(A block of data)
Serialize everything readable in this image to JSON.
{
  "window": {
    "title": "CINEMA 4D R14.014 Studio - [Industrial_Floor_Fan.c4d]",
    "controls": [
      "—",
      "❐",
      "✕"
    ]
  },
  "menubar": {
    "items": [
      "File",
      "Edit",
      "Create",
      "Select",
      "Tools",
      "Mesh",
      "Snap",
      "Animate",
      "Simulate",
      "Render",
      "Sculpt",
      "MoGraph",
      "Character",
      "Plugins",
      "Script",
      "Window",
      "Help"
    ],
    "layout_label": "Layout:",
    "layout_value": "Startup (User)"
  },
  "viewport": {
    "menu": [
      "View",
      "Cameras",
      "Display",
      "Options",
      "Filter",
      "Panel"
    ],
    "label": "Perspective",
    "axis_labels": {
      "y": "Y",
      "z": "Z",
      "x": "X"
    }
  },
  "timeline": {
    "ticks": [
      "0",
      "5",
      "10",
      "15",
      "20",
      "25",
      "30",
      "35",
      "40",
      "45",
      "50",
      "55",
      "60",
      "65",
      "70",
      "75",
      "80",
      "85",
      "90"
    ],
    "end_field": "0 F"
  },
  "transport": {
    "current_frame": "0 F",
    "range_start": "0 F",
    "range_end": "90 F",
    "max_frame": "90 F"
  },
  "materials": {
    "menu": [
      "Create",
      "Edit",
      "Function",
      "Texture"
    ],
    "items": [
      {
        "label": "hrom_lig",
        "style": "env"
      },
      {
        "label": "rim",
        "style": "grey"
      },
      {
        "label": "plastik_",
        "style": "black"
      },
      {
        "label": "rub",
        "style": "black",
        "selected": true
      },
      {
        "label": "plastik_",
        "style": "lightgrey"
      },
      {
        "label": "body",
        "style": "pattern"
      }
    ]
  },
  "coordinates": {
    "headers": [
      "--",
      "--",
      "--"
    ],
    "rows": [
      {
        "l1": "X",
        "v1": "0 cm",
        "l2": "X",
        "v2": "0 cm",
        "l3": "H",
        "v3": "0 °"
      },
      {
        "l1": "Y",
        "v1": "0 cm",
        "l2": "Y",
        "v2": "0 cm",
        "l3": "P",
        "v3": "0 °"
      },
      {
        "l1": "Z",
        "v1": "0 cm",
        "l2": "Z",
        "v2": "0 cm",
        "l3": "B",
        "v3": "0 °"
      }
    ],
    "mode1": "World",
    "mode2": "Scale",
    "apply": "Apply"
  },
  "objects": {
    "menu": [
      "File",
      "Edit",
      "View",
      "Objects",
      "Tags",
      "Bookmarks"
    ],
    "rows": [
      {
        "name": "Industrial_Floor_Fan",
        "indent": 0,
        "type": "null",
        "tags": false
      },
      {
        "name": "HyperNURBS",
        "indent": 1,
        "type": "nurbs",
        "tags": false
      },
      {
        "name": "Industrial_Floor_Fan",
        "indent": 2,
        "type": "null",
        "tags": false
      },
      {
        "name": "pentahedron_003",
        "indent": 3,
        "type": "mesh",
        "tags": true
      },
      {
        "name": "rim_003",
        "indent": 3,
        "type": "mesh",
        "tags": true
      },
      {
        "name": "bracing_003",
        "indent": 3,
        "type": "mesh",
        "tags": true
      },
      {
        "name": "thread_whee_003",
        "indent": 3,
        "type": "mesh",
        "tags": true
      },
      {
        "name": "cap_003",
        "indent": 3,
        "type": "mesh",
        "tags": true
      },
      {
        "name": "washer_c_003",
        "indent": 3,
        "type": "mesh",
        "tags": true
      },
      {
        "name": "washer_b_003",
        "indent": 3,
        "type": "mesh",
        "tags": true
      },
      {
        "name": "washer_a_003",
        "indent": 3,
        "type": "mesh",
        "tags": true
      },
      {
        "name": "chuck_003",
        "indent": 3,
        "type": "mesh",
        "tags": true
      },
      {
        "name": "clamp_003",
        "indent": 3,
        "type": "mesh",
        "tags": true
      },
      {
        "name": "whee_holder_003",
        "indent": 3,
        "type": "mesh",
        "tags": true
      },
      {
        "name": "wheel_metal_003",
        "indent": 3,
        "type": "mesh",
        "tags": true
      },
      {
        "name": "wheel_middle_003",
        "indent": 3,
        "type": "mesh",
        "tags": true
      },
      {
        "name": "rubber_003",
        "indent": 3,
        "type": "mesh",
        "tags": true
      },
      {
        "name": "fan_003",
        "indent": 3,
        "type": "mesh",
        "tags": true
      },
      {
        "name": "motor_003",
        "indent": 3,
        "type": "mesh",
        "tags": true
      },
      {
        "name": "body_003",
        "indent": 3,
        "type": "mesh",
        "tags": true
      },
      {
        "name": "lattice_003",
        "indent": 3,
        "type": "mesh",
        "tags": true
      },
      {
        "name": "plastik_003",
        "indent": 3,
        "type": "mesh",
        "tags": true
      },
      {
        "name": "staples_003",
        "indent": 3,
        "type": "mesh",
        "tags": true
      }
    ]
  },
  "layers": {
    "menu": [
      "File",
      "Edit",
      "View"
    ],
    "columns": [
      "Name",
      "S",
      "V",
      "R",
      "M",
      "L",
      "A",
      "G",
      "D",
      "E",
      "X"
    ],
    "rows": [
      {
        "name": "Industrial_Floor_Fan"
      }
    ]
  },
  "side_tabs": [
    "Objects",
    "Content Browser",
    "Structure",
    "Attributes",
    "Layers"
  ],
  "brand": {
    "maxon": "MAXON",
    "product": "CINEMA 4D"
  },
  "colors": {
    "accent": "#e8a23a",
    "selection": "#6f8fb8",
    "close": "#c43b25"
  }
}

Your objective -> Output all of the material, please, exactly as it stands.

Full response ->
Serialize everything readable in this image to JSON.
{
  "window": {
    "title": "CINEMA 4D R14.014 Studio - [Industrial_Floor_Fan.c4d]",
    "controls": [
      "—",
      "❐",
      "✕"
    ]
  },
  "menubar": {
    "items": [
      "File",
      "Edit",
      "Create",
      "Select",
      "Tools",
      "Mesh",
      "Snap",
      "Animate",
      "Simulate",
      "Render",
      "Sculpt",
      "MoGraph",
      "Character",
      "Plugins",
      "Script",
      "Window",
      "Help"
    ],
    "layout_label": "Layout:",
    "layout_value": "Startup (User)"
  },
  "viewport": {
    "menu": [
      "View",
      "Cameras",
      "Display",
      "Options",
      "Filter",
      "Panel"
    ],
    "label": "Perspective",
    "axis_labels": {
      "y": "Y",
      "z": "Z",
      "x": "X"
    }
  },
  "timeline": {
    "ticks": [
      "0",
      "5",
      "10",
      "15",
      "20",
      "25",
      "30",
      "35",
      "40",
      "45",
      "50",
      "55",
      "60",
      "65",
      "70",
      "75",
      "80",
      "85",
      "90"
    ],
    "end_field": "0 F"
  },
  "transport": {
    "current_frame": "0 F",
    "range_start": "0 F",
    "range_end": "90 F",
    "max_frame": "90 F"
  },
  "materials": {
    "menu": [
      "Create",
      "Edit",
      "Function",
      "Texture"
    ],
    "items": [
      {
        "label": "hrom_lig",
        "style": "env"
      },
      {
        "label": "rim",
        "style": "grey"
      },
      {
        "label": "plastik_",
        "style": "black"
      },
      {
        "label": "rub",
        "style": "black",
        "selected": true
      },
      {
        "label": "plastik_",
        "style": "lightgrey"
      },
      {
        "label": "body",
        "style": "pattern"
      }
    ]
  },
  "coordinates": {
    "headers": [
      "--",
      "--",
      "--"
    ],
    "rows": [
      {
        "l1": "X",
        "v1": "0 cm",
        "l2": "X",
        "v2": "0 cm",
        "l3": "H",
        "v3": "0 °"
      },
      {
        "l1": "Y",
        "v1": "0 cm",
        "l2": "Y",
        "v2": "0 cm",
        "l3": "P",
        "v3": "0 °"
      },
      {
        "l1": "Z",
        "v1": "0 cm",
        "l2": "Z",
        "v2": "0 cm",
        "l3": "B",
        "v3": "0 °"
      }
    ],
    "mode1": "World",
    "mode2": "Scale",
    "apply": "Apply"
  },
  "objects": {
    "menu": [
      "File",
      "Edit",
      "View",
      "Objects",
      "Tags",
      "Bookmarks"
    ],
    "rows": [
      {
        "name": "Industrial_Floor_Fan",
        "indent": 0,
        "type": "null",
        "tags": false
      },
      {
        "name": "HyperNURBS",
        "indent": 1,
        "type": "nurbs",
        "tags": false
      },
      {
        "name": "Industrial_Floor_Fan",
        "indent": 2,
        "type": "null",
        "tags": false
      },
      {
        "name": "pentahedron_003",
        "indent": 3,
        "type": "mesh",
        "tags": true
      },
      {
        "name": "rim_003",
        "indent": 3,
        "type": "mesh",
        "tags": true
      },
      {
        "name": "bracing_003",
        "indent": 3,
        "type": "mesh",
        "tags": true
      },
      {
        "name": "thread_whee_003",
        "indent": 3,
        "type": "mesh",
        "tags": true
      },
      {
        "name": "cap_003",
        "indent": 3,
        "type": "mesh",
        "tags": true
      },
      {
        "name": "washer_c_003",
        "indent": 3,
        "type": "mesh",
        "tags": true
      },
      {
        "name": "washer_b_003",
        "indent": 3,
        "type": "mesh",
        "tags": true
      },
      {
        "name": "washer_a_003",
        "indent": 3,
        "type": "mesh",
        "tags": true
      },
      {
        "name": "chuck_003",
        "indent": 3,
        "type": "mesh",
        "tags": true
      },
      {
        "name": "clamp_003",
        "indent": 3,
        "type": "mesh",
        "tags": true
      },
      {
        "name": "whee_holder_003",
        "indent": 3,
        "type": "mesh",
        "tags": true
      },
      {
        "name": "wheel_metal_003",
        "indent": 3,
        "type": "mesh",
        "tags": true
      },
      {
        "name": "wheel_middle_003",
        "indent": 3,
        "type": "mesh",
        "tags": true
      },
      {
        "name": "rubber_003",
        "indent": 3,
        "type": "mesh",
        "tags": true
      },
      {
        "name": "fan_003",
        "indent": 3,
        "type": "mesh",
        "tags": true
      },
      {
        "name": "motor_003",
        "indent": 3,
        "type": "mesh",
        "tags": true
      },
      {
        "name": "body_003",
        "indent": 3,
        "type": "mesh",
        "tags": true
      },
      {
        "name": "lattice_003",
        "indent": 3,
        "type": "mesh",
        "tags": true
      },
      {
        "name": "plastik_003",
        "indent": 3,
        "type": "mesh",
        "tags": true
      },
      {
        "name": "staples_003",
        "indent": 3,
        "type": "mesh",
        "tags": true
      }
    ]
  },
  "layers": {
    "menu": [
      "File",
      "Edit",
      "View"
    ],
    "columns": [
      "Name",
      "S",
      "V",
      "R",
      "M",
      "L",
      "A",
      "G",
      "D",
      "E",
      "X"
    ],
    "rows": [
      {
        "name": "Industrial_Floor_Fan"
      }
    ]
  },
  "side_tabs": [
    "Objects",
    "Content Browser",
    "Structure",
    "Attributes",
    "Layers"
  ],
  "brand": {
    "maxon": "MAXON",
    "product": "CINEMA 4D"
  },
  "colors": {
    "accent": "#e8a23a",
    "selection": "#6f8fb8",
    "close": "#c43b25"
  }
}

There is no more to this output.